Dataset entries:
▶

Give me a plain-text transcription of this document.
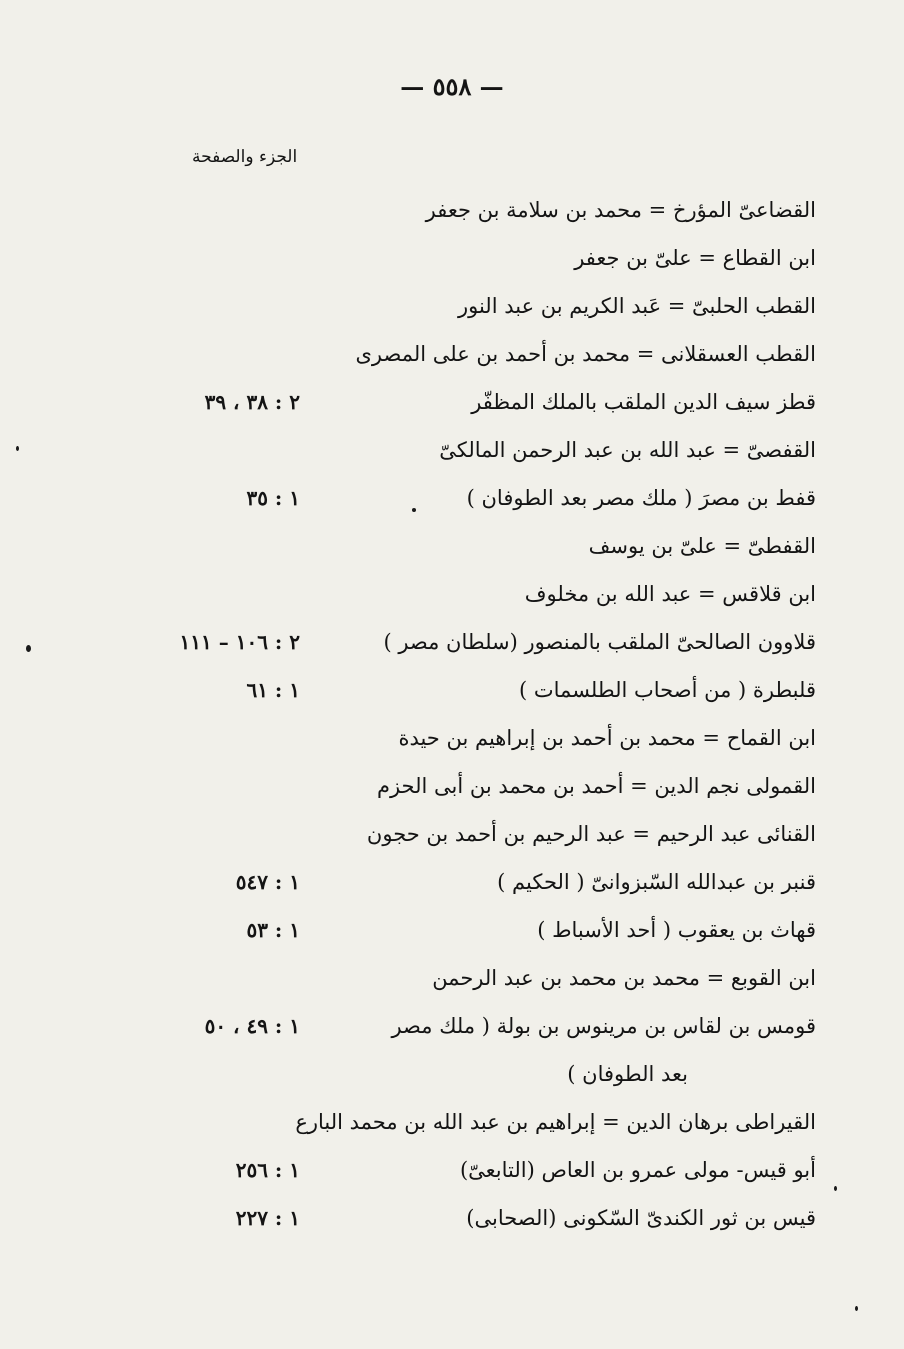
— ٥٥٨ —
الجزء والصفحة
القضاعىّ المؤرخ = محمد بن سلامة بن جعفر
ابن القطاع = علىّ بن جعفر
القطب الحلبىّ = عَبد الكريم بن عبد النور
القطب العسقلانى = محمد بن أحمد بن على المصرى
قطز سيف الدين الملقب بالملك المظفّر
٢ : ٣٨ ، ٣٩
القفصىّ = عبد الله بن عبد الرحمن المالكىّ
قفط بن مصرَ ( ملك مصر بعد الطوفان )
١ : ٣٥
القفطىّ = علىّ بن يوسف
ابن قلاقس = عبد الله بن مخلوف
قلاوون الصالحىّ الملقب بالمنصور (سلطان مصر )
٢ : ١٠٦ – ١١١
قلبطرة ( من أصحاب الطلسمات )
١ : ٦١
ابن القماح = محمد بن أحمد بن إبراهيم بن حيدة
القمولى نجم الدين = أحمد بن محمد بن أبى الحزم
القنائى عبد الرحيم = عبد الرحيم بن أحمد بن حجون
قنبر بن عبدالله السّبزوانىّ ( الحكيم )
١ : ٥٤٧
قهاث بن يعقوب ( أحد الأسباط )
١ : ٥٣
ابن القوبع = محمد بن محمد بن عبد الرحمن
قومس بن لقاس بن مرينوس بن بولة ( ملك مصر
١ : ٤٩ ، ٥٠
بعد الطوفان )
القيراطى برهان الدين = إبراهيم بن عبد الله بن محمد البارع
أبو قيس- مولى عمرو بن العاص (التابعىّ)
١ : ٢٥٦
قيس بن ثور الكندىّ السّكونى (الصحابى)
١ : ٢٢٧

◀

▶ _Exercise instructions_
Pictures don't belong in the copy. Transcribe every record exactly as it appears.

▶ _Output_
Give me a plain-text transcription of this document.
— ٥٥٨ —
الجزء والصفحة
القضاعىّ المؤرخ = محمد بن سلامة بن جعفر
ابن القطاع = علىّ بن جعفر
القطب الحلبىّ = عَبد الكريم بن عبد النور
القطب العسقلانى = محمد بن أحمد بن على المصرى
قطز سيف الدين الملقب بالملك المظفّر
٢ : ٣٨ ، ٣٩
القفصىّ = عبد الله بن عبد الرحمن المالكىّ
قفط بن مصرَ ( ملك مصر بعد الطوفان )
١ : ٣٥
القفطىّ = علىّ بن يوسف
ابن قلاقس = عبد الله بن مخلوف
قلاوون الصالحىّ الملقب بالمنصور (سلطان مصر )
٢ : ١٠٦ – ١١١
قلبطرة ( من أصحاب الطلسمات )
١ : ٦١
ابن القماح = محمد بن أحمد بن إبراهيم بن حيدة
القمولى نجم الدين = أحمد بن محمد بن أبى الحزم
القنائى عبد الرحيم = عبد الرحيم بن أحمد بن حجون
قنبر بن عبدالله السّبزوانىّ ( الحكيم )
١ : ٥٤٧
قهاث بن يعقوب ( أحد الأسباط )
١ : ٥٣
ابن القوبع = محمد بن محمد بن عبد الرحمن
قومس بن لقاس بن مرينوس بن بولة ( ملك مصر
١ : ٤٩ ، ٥٠
بعد الطوفان )
القيراطى برهان الدين = إبراهيم بن عبد الله بن محمد البارع
أبو قيس- مولى عمرو بن العاص (التابعىّ)
١ : ٢٥٦
قيس بن ثور الكندىّ السّكونى (الصحابى)
١ : ٢٢٧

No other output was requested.